## WHAT IS REQUIRED
Return the count of lines with the string "documentos" in them, and nothing else.

## GIVEN ENTRIES
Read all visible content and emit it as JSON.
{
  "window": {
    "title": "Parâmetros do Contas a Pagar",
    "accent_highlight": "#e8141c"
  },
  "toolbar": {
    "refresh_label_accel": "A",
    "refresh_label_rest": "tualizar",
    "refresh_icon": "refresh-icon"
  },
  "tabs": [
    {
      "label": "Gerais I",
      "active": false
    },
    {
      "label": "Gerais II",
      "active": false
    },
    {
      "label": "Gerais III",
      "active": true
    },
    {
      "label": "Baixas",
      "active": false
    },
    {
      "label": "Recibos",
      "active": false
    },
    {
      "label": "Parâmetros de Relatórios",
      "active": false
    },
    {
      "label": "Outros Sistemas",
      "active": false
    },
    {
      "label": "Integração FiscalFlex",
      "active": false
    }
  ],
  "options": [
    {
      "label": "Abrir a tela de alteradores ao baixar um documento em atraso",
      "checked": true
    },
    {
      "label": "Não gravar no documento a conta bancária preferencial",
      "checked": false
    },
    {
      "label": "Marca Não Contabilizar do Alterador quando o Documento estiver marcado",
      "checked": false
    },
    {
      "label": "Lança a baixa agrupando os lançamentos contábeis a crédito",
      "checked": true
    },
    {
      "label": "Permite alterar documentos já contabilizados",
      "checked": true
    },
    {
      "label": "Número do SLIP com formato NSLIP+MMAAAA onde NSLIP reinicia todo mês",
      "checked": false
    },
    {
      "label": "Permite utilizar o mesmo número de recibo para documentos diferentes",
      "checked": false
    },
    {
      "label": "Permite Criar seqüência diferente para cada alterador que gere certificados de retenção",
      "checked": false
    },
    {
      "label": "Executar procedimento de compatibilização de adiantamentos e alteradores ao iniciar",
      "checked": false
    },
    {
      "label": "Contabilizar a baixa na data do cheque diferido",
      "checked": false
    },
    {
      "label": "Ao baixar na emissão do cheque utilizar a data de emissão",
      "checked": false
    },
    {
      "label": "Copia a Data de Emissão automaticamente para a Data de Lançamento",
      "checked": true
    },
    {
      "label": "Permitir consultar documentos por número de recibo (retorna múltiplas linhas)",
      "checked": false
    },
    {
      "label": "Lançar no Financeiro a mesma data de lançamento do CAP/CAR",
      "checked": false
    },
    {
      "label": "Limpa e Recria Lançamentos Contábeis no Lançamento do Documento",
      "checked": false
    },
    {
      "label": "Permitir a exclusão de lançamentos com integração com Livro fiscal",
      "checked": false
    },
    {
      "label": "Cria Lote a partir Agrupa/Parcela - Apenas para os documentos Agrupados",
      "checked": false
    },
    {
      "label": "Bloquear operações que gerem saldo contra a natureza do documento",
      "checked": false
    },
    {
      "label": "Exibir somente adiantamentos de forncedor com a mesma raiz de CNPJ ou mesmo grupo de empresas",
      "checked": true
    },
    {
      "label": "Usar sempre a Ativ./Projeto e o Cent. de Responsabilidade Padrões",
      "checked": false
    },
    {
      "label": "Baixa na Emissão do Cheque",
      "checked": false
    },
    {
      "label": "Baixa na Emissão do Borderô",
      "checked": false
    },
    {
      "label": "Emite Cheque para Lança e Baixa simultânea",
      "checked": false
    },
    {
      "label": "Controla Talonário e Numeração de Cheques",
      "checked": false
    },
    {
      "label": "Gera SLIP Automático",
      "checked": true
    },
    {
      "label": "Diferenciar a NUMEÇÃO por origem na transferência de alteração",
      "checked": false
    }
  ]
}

## COMPLETE OUTPUT
4